§ What the task requires
What lines of the data include the string "name"? Copy them all.

[Start Entries supplied]

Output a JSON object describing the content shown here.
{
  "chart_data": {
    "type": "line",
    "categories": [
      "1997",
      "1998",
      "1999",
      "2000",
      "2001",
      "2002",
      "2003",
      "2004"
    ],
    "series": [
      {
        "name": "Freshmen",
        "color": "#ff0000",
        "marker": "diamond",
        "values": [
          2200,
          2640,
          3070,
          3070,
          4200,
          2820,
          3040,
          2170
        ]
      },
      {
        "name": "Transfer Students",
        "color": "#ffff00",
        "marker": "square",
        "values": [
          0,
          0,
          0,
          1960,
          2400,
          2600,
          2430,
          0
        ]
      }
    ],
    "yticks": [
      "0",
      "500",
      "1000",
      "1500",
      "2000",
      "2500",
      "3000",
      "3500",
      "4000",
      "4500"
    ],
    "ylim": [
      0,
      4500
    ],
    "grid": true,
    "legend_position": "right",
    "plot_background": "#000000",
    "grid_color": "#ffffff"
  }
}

[End Entries supplied]

§ Solution to the exercise
        "name": "Freshmen",
        "name": "Transfer Students",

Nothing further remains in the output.